## Material supplied
------------------------------------------------------------------------
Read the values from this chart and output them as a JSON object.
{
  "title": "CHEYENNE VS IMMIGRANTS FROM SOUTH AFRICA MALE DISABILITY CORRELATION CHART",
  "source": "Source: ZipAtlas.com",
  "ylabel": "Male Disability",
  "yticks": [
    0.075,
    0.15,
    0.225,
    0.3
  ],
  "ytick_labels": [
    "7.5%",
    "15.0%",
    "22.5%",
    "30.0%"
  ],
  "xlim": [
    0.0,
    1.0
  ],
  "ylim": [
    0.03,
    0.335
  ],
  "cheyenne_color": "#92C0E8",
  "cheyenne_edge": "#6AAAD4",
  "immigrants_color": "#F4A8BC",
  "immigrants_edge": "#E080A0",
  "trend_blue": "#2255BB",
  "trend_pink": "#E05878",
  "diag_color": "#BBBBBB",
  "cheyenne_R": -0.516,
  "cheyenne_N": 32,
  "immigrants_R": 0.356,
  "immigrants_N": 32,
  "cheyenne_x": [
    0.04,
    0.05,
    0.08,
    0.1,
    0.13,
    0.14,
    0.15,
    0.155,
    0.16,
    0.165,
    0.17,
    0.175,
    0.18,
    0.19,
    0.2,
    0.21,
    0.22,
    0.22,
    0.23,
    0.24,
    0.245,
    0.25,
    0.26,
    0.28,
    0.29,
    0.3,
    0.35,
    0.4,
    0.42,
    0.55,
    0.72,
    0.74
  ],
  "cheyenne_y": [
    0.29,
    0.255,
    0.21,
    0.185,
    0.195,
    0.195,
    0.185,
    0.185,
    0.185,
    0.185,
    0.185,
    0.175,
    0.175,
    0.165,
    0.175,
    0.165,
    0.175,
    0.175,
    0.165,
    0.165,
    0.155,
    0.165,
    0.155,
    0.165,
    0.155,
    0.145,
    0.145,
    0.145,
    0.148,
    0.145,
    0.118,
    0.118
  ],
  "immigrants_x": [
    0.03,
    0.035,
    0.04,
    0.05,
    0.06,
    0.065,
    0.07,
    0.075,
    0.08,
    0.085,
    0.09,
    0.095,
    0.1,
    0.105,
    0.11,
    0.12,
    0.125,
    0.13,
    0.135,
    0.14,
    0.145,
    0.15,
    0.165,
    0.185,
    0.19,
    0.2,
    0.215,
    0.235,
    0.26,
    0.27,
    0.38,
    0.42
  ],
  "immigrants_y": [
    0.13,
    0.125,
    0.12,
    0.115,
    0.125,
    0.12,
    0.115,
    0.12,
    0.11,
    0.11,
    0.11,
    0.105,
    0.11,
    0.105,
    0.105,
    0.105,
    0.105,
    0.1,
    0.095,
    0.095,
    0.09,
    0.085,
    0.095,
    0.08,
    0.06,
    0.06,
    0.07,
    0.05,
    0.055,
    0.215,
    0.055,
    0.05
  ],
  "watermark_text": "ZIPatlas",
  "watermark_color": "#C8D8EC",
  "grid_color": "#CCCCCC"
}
------------------------------------------------------------------------
## Task goal
Reproduce all of the material above word for word.

## Solution to the exercise
Read the values from this chart and output them as a JSON object.
{
  "title": "CHEYENNE VS IMMIGRANTS FROM SOUTH AFRICA MALE DISABILITY CORRELATION CHART",
  "source": "Source: ZipAtlas.com",
  "ylabel": "Male Disability",
  "yticks": [
    0.075,
    0.15,
    0.225,
    0.3
  ],
  "ytick_labels": [
    "7.5%",
    "15.0%",
    "22.5%",
    "30.0%"
  ],
  "xlim": [
    0.0,
    1.0
  ],
  "ylim": [
    0.03,
    0.335
  ],
  "cheyenne_color": "#92C0E8",
  "cheyenne_edge": "#6AAAD4",
  "immigrants_color": "#F4A8BC",
  "immigrants_edge": "#E080A0",
  "trend_blue": "#2255BB",
  "trend_pink": "#E05878",
  "diag_color": "#BBBBBB",
  "cheyenne_R": -0.516,
  "cheyenne_N": 32,
  "immigrants_R": 0.356,
  "immigrants_N": 32,
  "cheyenne_x": [
    0.04,
    0.05,
    0.08,
    0.1,
    0.13,
    0.14,
    0.15,
    0.155,
    0.16,
    0.165,
    0.17,
    0.175,
    0.18,
    0.19,
    0.2,
    0.21,
    0.22,
    0.22,
    0.23,
    0.24,
    0.245,
    0.25,
    0.26,
    0.28,
    0.29,
    0.3,
    0.35,
    0.4,
    0.42,
    0.55,
    0.72,
    0.74
  ],
  "cheyenne_y": [
    0.29,
    0.255,
    0.21,
    0.185,
    0.195,
    0.195,
    0.185,
    0.185,
    0.185,
    0.185,
    0.185,
    0.175,
    0.175,
    0.165,
    0.175,
    0.165,
    0.175,
    0.175,
    0.165,
    0.165,
    0.155,
    0.165,
    0.155,
    0.165,
    0.155,
    0.145,
    0.145,
    0.145,
    0.148,
    0.145,
    0.118,
    0.118
  ],
  "immigrants_x": [
    0.03,
    0.035,
    0.04,
    0.05,
    0.06,
    0.065,
    0.07,
    0.075,
    0.08,
    0.085,
    0.09,
    0.095,
    0.1,
    0.105,
    0.11,
    0.12,
    0.125,
    0.13,
    0.135,
    0.14,
    0.145,
    0.15,
    0.165,
    0.185,
    0.19,
    0.2,
    0.215,
    0.235,
    0.26,
    0.27,
    0.38,
    0.42
  ],
  "immigrants_y": [
    0.13,
    0.125,
    0.12,
    0.115,
    0.125,
    0.12,
    0.115,
    0.12,
    0.11,
    0.11,
    0.11,
    0.105,
    0.11,
    0.105,
    0.105,
    0.105,
    0.105,
    0.1,
    0.095,
    0.095,
    0.09,
    0.085,
    0.095,
    0.08,
    0.06,
    0.06,
    0.07,
    0.05,
    0.055,
    0.215,
    0.055,
    0.05
  ],
  "watermark_text": "ZIPatlas",
  "watermark_color": "#C8D8EC",
  "grid_color": "#CCCCCC"
}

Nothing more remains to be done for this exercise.